▶ _Short task_: Track down every line below that holds "bytes" and copy it.

/---

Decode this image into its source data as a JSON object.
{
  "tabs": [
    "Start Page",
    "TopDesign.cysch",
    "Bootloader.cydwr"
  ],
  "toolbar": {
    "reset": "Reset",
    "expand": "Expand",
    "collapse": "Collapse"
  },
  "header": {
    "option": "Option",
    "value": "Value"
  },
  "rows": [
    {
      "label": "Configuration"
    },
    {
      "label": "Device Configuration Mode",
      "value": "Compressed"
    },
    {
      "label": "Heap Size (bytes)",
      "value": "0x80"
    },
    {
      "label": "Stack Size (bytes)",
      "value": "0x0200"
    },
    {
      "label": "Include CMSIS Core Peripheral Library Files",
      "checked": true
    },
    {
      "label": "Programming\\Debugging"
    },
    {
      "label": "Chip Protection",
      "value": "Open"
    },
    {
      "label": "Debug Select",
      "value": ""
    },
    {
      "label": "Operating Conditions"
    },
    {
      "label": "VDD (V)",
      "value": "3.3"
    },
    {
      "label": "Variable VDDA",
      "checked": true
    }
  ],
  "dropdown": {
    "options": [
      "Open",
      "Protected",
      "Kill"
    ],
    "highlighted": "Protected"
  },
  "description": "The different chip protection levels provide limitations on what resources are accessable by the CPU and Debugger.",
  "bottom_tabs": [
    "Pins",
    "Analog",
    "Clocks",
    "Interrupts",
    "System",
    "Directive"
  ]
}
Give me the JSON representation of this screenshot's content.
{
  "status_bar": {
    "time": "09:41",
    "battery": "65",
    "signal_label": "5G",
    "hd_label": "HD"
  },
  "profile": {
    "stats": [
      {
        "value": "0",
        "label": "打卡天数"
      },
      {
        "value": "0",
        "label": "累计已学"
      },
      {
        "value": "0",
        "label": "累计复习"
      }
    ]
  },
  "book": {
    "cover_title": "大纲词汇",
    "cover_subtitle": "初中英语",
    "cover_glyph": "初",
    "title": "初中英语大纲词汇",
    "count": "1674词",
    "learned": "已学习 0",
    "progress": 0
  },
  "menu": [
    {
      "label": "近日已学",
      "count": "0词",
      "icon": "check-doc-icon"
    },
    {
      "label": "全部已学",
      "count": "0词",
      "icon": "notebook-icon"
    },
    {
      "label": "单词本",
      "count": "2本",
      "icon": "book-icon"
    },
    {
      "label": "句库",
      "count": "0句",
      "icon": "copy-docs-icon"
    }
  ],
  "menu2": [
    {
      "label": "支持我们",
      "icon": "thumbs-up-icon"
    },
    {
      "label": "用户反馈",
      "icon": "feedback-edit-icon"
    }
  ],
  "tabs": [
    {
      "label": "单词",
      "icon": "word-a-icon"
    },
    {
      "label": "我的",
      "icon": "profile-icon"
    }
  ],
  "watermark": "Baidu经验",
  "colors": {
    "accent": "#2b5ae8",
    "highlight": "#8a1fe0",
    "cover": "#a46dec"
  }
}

\---

▶ _Response_:
      "label": "Heap Size (bytes)",
      "label": "Stack Size (bytes)",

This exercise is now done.